╭─ Input rows

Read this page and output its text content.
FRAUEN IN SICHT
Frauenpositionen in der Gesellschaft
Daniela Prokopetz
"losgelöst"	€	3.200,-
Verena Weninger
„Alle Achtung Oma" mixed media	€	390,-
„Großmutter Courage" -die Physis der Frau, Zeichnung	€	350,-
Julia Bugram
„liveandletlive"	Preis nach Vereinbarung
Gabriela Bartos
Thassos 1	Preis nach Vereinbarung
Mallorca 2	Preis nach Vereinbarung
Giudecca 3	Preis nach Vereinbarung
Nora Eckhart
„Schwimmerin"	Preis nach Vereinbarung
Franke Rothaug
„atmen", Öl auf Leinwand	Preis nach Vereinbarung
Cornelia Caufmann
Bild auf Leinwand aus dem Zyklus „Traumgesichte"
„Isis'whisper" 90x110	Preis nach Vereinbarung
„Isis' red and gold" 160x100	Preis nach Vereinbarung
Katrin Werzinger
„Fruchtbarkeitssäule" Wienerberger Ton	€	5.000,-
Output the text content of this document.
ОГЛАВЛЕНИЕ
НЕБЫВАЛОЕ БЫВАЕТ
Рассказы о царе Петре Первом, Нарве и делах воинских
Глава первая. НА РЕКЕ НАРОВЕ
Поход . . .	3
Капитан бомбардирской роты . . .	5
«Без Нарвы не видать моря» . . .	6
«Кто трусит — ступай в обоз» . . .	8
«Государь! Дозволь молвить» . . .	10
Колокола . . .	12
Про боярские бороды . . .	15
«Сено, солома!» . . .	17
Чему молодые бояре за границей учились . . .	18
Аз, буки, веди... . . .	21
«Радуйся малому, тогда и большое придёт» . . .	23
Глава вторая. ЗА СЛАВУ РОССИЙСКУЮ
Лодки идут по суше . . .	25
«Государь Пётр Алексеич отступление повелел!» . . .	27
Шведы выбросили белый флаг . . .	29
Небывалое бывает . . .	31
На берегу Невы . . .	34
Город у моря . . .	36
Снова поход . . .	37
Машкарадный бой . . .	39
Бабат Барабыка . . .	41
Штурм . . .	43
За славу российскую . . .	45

╰─

Problem details
Search the lines above for the string "Глава" and copy each line that has it.

Finished exercise
Глава первая. НА РЕКЕ НАРОВЕ
Глава вторая. ЗА СЛАВУ РОССИЙСКУЮ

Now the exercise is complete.